>> start
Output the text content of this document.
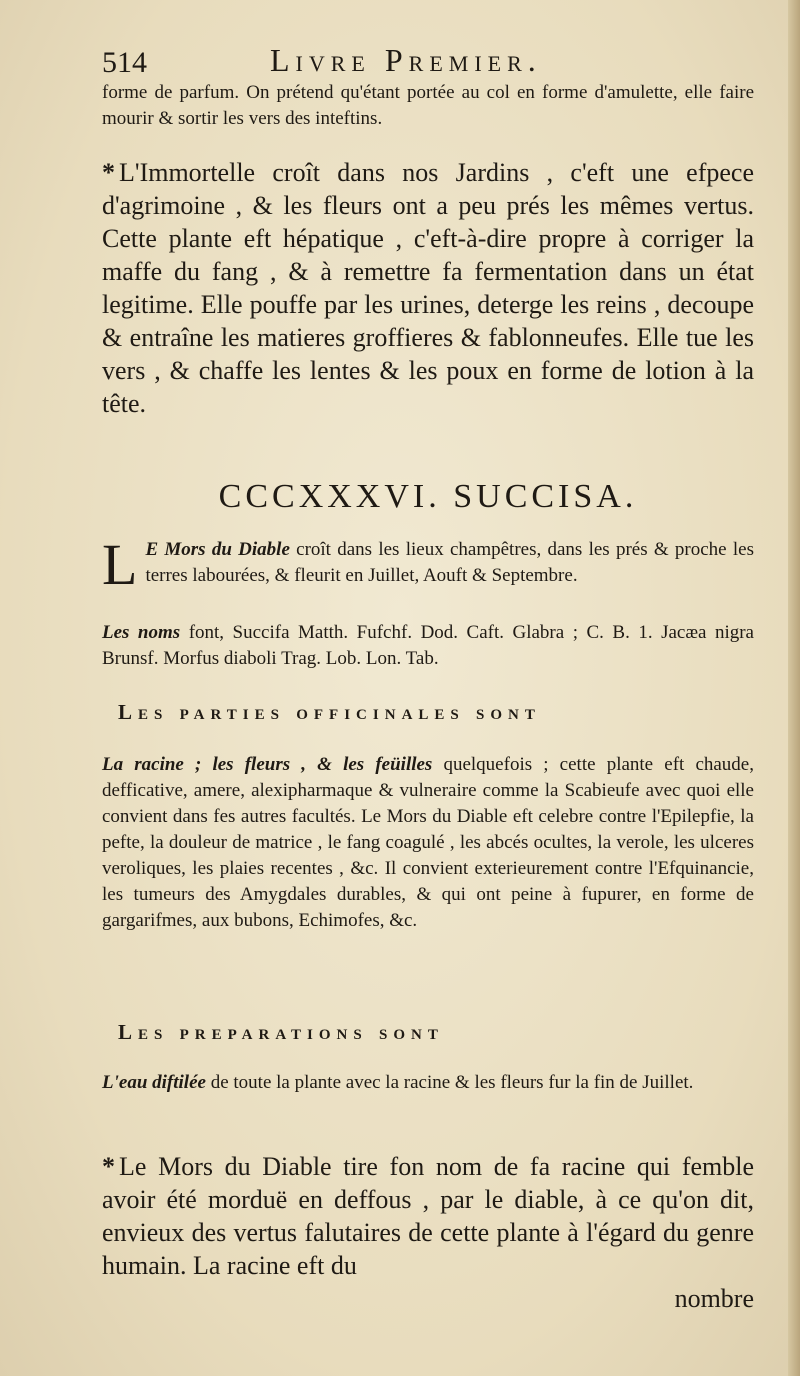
514	Livre Premier.

forme de parfum. On prétend qu'étant portée au col en forme d'amulette, elle faire mourir & sortir les vers des inteftins.

* L'Immortelle croît dans nos Jardins , c'eft une efpece d'agrimoine , & les fleurs ont a peu prés les mêmes vertus. Cette plante eft hépatique , c'eft-à-dire propre à corriger la maffe du fang , & à remettre fa fermentation dans un état legitime. Elle pouffe par les urines, deterge les reins , decoupe & entraîne les matieres groffieres & fablonneufes. Elle tue les vers , & chaffe les lentes & les poux en forme de lotion à la tête.

CCCXXXVI. SUCCISA.

L E Mors du Diable croît dans les lieux champêtres, dans les prés & proche les terres labourées, & fleurit en Juillet, Aouft & Septembre.

Les noms font, Succifa Matth. Fufchf. Dod. Caft. Glabra ; C. B. 1. Jacæa nigra Brunsf. Morfus diaboli Trag. Lob. Lon. Tab.

Les parties officinales sont

La racine ; les fleurs , & les feüilles quelquefois ; cette plante eft chaude, defficative, amere, alexipharmaque & vulneraire comme la Scabieufe avec quoi elle convient dans fes autres facultés. Le Mors du Diable eft celebre contre l'Epilepfie, la pefte, la douleur de matrice , le fang coagulé , les abcés ocultes, la verole, les ulceres veroliques, les plaies recentes , &c. Il convient exterieurement contre l'Efquinancie, les tumeurs des Amygdales durables, & qui ont peine à fupurer, en forme de gargarifmes, aux bubons, Echimofes, &c.

Les preparations sont

L'eau diftilée de toute la plante avec la racine & les fleurs fur la fin de Juillet.

* Le Mors du Diable tire fon nom de fa racine qui femble avoir été morduë en deffous , par le diable, à ce qu'on dit, envieux des vertus falutaires de cette plante à l'égard du genre humain. La racine eft du
nombre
>> end
:: Work to be completed ::
Transcribe the listing in full. Omit the pictures and keep every line exact.

:: Answer to the problem ::
Output the text content of this document.
514	Livre Premier.

forme de parfum. On prétend qu'étant portée au col en forme d'amulette, elle faire mourir & sortir les vers des inteftins.

* L'Immortelle croît dans nos Jardins , c'eft une efpece d'agrimoine , & les fleurs ont a peu prés les mêmes vertus. Cette plante eft hépatique , c'eft-à-dire propre à corriger la maffe du fang , & à remettre fa fermentation dans un état legitime. Elle pouffe par les urines, deterge les reins , decoupe & entraîne les matieres groffieres & fablonneufes. Elle tue les vers , & chaffe les lentes & les poux en forme de lotion à la tête.

CCCXXXVI. SUCCISA.

L E Mors du Diable croît dans les lieux champêtres, dans les prés & proche les terres labourées, & fleurit en Juillet, Aouft & Septembre.

Les noms font, Succifa Matth. Fufchf. Dod. Caft. Glabra ; C. B. 1. Jacæa nigra Brunsf. Morfus diaboli Trag. Lob. Lon. Tab.

Les parties officinales sont

La racine ; les fleurs , & les feüilles quelquefois ; cette plante eft chaude, defficative, amere, alexipharmaque & vulneraire comme la Scabieufe avec quoi elle convient dans fes autres facultés. Le Mors du Diable eft celebre contre l'Epilepfie, la pefte, la douleur de matrice , le fang coagulé , les abcés ocultes, la verole, les ulceres veroliques, les plaies recentes , &c. Il convient exterieurement contre l'Efquinancie, les tumeurs des Amygdales durables, & qui ont peine à fupurer, en forme de gargarifmes, aux bubons, Echimofes, &c.

Les preparations sont

L'eau diftilée de toute la plante avec la racine & les fleurs fur la fin de Juillet.

* Le Mors du Diable tire fon nom de fa racine qui femble avoir été morduë en deffous , par le diable, à ce qu'on dit, envieux des vertus falutaires de cette plante à l'égard du genre humain. La racine eft du
nombre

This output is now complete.